Start Information provided
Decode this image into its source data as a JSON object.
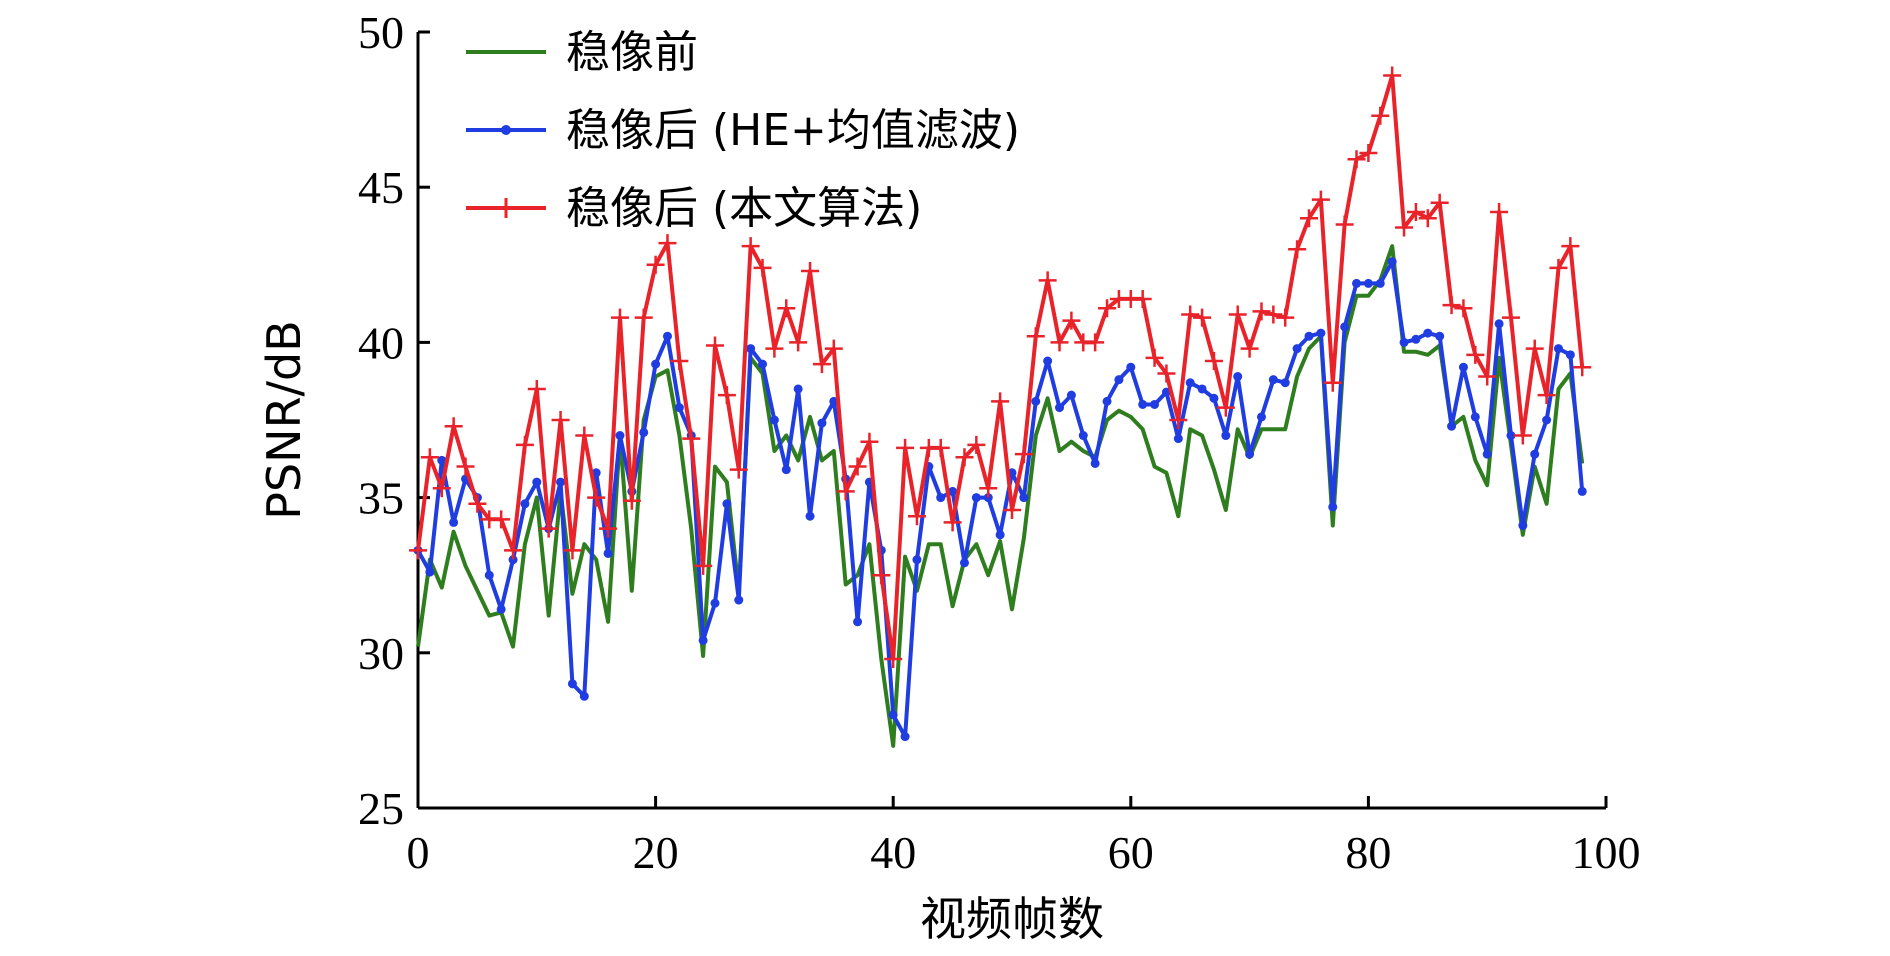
{
  "chart_data": {
    "type": "line",
    "xlabel": "视频帧数",
    "ylabel": "PSNR/dB",
    "xlim": [
      0,
      100
    ],
    "ylim": [
      25,
      50
    ],
    "xticks": [
      0,
      20,
      40,
      60,
      80,
      100
    ],
    "yticks": [
      25,
      30,
      35,
      40,
      45,
      50
    ],
    "grid": false,
    "legend_position": "top-left",
    "series": [
      {
        "name": "稳像前",
        "color": "#2e7d1e",
        "marker": "none",
        "values": [
          30.2,
          33.0,
          32.1,
          33.9,
          32.8,
          32.0,
          31.2,
          31.3,
          30.2,
          33.5,
          35.0,
          31.2,
          35.2,
          31.9,
          33.5,
          33.0,
          31.0,
          37.0,
          32.0,
          37.5,
          38.9,
          39.1,
          37.0,
          34.0,
          29.9,
          36.0,
          35.5,
          32.0,
          39.5,
          39.0,
          36.5,
          37.0,
          36.2,
          37.6,
          36.2,
          36.5,
          32.2,
          32.5,
          33.5,
          29.8,
          27.0,
          33.1,
          32.0,
          33.5,
          33.5,
          31.5,
          33.0,
          33.5,
          32.5,
          33.6,
          31.4,
          33.7,
          37.0,
          38.2,
          36.5,
          36.8,
          36.5,
          36.3,
          37.5,
          37.8,
          37.6,
          37.2,
          36.0,
          35.8,
          34.4,
          37.2,
          37.0,
          35.9,
          34.6,
          37.2,
          36.3,
          37.2,
          37.2,
          37.2,
          38.9,
          39.8,
          40.2,
          34.1,
          40.0,
          41.5,
          41.5,
          42.0,
          43.1,
          39.7,
          39.7,
          39.6,
          39.9,
          37.3,
          37.6,
          36.2,
          35.4,
          39.5,
          36.7,
          33.8,
          36.0,
          34.8,
          38.5,
          39.0,
          36.1
        ]
      },
      {
        "name": "稳像后 (HE+均值滤波)",
        "color": "#1f3de0",
        "marker": "dot",
        "values": [
          33.3,
          32.6,
          36.2,
          34.2,
          35.6,
          35.0,
          32.5,
          31.4,
          33.0,
          34.8,
          35.5,
          34.0,
          35.5,
          29.0,
          28.6,
          35.8,
          33.2,
          37.0,
          35.2,
          37.1,
          39.3,
          40.2,
          37.9,
          37.0,
          30.4,
          31.6,
          34.8,
          31.7,
          39.8,
          39.3,
          37.5,
          35.9,
          38.5,
          34.4,
          37.4,
          38.1,
          35.6,
          31.0,
          35.5,
          33.3,
          28.0,
          27.3,
          33.0,
          36.0,
          35.0,
          35.2,
          32.9,
          35.0,
          35.0,
          33.8,
          35.8,
          35.0,
          38.1,
          39.4,
          37.9,
          38.3,
          37.0,
          36.1,
          38.1,
          38.8,
          39.2,
          38.0,
          38.0,
          38.4,
          36.9,
          38.7,
          38.5,
          38.2,
          37.0,
          38.9,
          36.4,
          37.6,
          38.8,
          38.7,
          39.8,
          40.2,
          40.3,
          34.7,
          40.5,
          41.9,
          41.9,
          41.9,
          42.6,
          40.0,
          40.1,
          40.3,
          40.2,
          37.3,
          39.2,
          37.6,
          36.4,
          40.6,
          37.0,
          34.1,
          36.4,
          37.5,
          39.8,
          39.6,
          35.2
        ]
      },
      {
        "name": "稳像后 (本文算法)",
        "color": "#e8232a",
        "marker": "plus",
        "values": [
          33.3,
          36.3,
          35.3,
          37.3,
          36.0,
          34.8,
          34.3,
          34.3,
          33.3,
          36.7,
          38.5,
          34.0,
          37.5,
          33.3,
          37.0,
          35.0,
          34.0,
          40.8,
          34.9,
          40.8,
          42.5,
          43.2,
          39.4,
          36.9,
          32.8,
          39.9,
          38.3,
          35.9,
          43.1,
          42.4,
          39.8,
          41.1,
          40.0,
          42.3,
          39.3,
          39.8,
          35.2,
          36.0,
          36.8,
          32.5,
          29.8,
          36.6,
          34.4,
          36.6,
          36.6,
          34.2,
          36.3,
          36.7,
          35.3,
          38.1,
          34.6,
          36.4,
          40.2,
          42.0,
          40.0,
          40.7,
          40.0,
          40.0,
          41.1,
          41.4,
          41.4,
          41.4,
          39.5,
          39.0,
          37.5,
          40.9,
          40.8,
          39.4,
          37.9,
          40.9,
          39.8,
          41.0,
          40.9,
          40.8,
          43.0,
          44.0,
          44.6,
          38.7,
          43.8,
          45.9,
          46.1,
          47.3,
          48.6,
          43.7,
          44.2,
          44.0,
          44.5,
          41.2,
          41.1,
          39.6,
          38.9,
          44.2,
          40.8,
          37.0,
          39.8,
          38.3,
          42.4,
          43.1,
          39.2
        ]
      }
    ]
  }
}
End Information provided
## Task brief
Transcribe the records above exactly, leaving out every picture.

## Answer to the problem
Decode this image into its source data as a JSON object.
{
  "chart_data": {
    "type": "line",
    "xlabel": "视频帧数",
    "ylabel": "PSNR/dB",
    "xlim": [
      0,
      100
    ],
    "ylim": [
      25,
      50
    ],
    "xticks": [
      0,
      20,
      40,
      60,
      80,
      100
    ],
    "yticks": [
      25,
      30,
      35,
      40,
      45,
      50
    ],
    "grid": false,
    "legend_position": "top-left",
    "series": [
      {
        "name": "稳像前",
        "color": "#2e7d1e",
        "marker": "none",
        "values": [
          30.2,
          33.0,
          32.1,
          33.9,
          32.8,
          32.0,
          31.2,
          31.3,
          30.2,
          33.5,
          35.0,
          31.2,
          35.2,
          31.9,
          33.5,
          33.0,
          31.0,
          37.0,
          32.0,
          37.5,
          38.9,
          39.1,
          37.0,
          34.0,
          29.9,
          36.0,
          35.5,
          32.0,
          39.5,
          39.0,
          36.5,
          37.0,
          36.2,
          37.6,
          36.2,
          36.5,
          32.2,
          32.5,
          33.5,
          29.8,
          27.0,
          33.1,
          32.0,
          33.5,
          33.5,
          31.5,
          33.0,
          33.5,
          32.5,
          33.6,
          31.4,
          33.7,
          37.0,
          38.2,
          36.5,
          36.8,
          36.5,
          36.3,
          37.5,
          37.8,
          37.6,
          37.2,
          36.0,
          35.8,
          34.4,
          37.2,
          37.0,
          35.9,
          34.6,
          37.2,
          36.3,
          37.2,
          37.2,
          37.2,
          38.9,
          39.8,
          40.2,
          34.1,
          40.0,
          41.5,
          41.5,
          42.0,
          43.1,
          39.7,
          39.7,
          39.6,
          39.9,
          37.3,
          37.6,
          36.2,
          35.4,
          39.5,
          36.7,
          33.8,
          36.0,
          34.8,
          38.5,
          39.0,
          36.1
        ]
      },
      {
        "name": "稳像后 (HE+均值滤波)",
        "color": "#1f3de0",
        "marker": "dot",
        "values": [
          33.3,
          32.6,
          36.2,
          34.2,
          35.6,
          35.0,
          32.5,
          31.4,
          33.0,
          34.8,
          35.5,
          34.0,
          35.5,
          29.0,
          28.6,
          35.8,
          33.2,
          37.0,
          35.2,
          37.1,
          39.3,
          40.2,
          37.9,
          37.0,
          30.4,
          31.6,
          34.8,
          31.7,
          39.8,
          39.3,
          37.5,
          35.9,
          38.5,
          34.4,
          37.4,
          38.1,
          35.6,
          31.0,
          35.5,
          33.3,
          28.0,
          27.3,
          33.0,
          36.0,
          35.0,
          35.2,
          32.9,
          35.0,
          35.0,
          33.8,
          35.8,
          35.0,
          38.1,
          39.4,
          37.9,
          38.3,
          37.0,
          36.1,
          38.1,
          38.8,
          39.2,
          38.0,
          38.0,
          38.4,
          36.9,
          38.7,
          38.5,
          38.2,
          37.0,
          38.9,
          36.4,
          37.6,
          38.8,
          38.7,
          39.8,
          40.2,
          40.3,
          34.7,
          40.5,
          41.9,
          41.9,
          41.9,
          42.6,
          40.0,
          40.1,
          40.3,
          40.2,
          37.3,
          39.2,
          37.6,
          36.4,
          40.6,
          37.0,
          34.1,
          36.4,
          37.5,
          39.8,
          39.6,
          35.2
        ]
      },
      {
        "name": "稳像后 (本文算法)",
        "color": "#e8232a",
        "marker": "plus",
        "values": [
          33.3,
          36.3,
          35.3,
          37.3,
          36.0,
          34.8,
          34.3,
          34.3,
          33.3,
          36.7,
          38.5,
          34.0,
          37.5,
          33.3,
          37.0,
          35.0,
          34.0,
          40.8,
          34.9,
          40.8,
          42.5,
          43.2,
          39.4,
          36.9,
          32.8,
          39.9,
          38.3,
          35.9,
          43.1,
          42.4,
          39.8,
          41.1,
          40.0,
          42.3,
          39.3,
          39.8,
          35.2,
          36.0,
          36.8,
          32.5,
          29.8,
          36.6,
          34.4,
          36.6,
          36.6,
          34.2,
          36.3,
          36.7,
          35.3,
          38.1,
          34.6,
          36.4,
          40.2,
          42.0,
          40.0,
          40.7,
          40.0,
          40.0,
          41.1,
          41.4,
          41.4,
          41.4,
          39.5,
          39.0,
          37.5,
          40.9,
          40.8,
          39.4,
          37.9,
          40.9,
          39.8,
          41.0,
          40.9,
          40.8,
          43.0,
          44.0,
          44.6,
          38.7,
          43.8,
          45.9,
          46.1,
          47.3,
          48.6,
          43.7,
          44.2,
          44.0,
          44.5,
          41.2,
          41.1,
          39.6,
          38.9,
          44.2,
          40.8,
          37.0,
          39.8,
          38.3,
          42.4,
          43.1,
          39.2
        ]
      }
    ]
  }
}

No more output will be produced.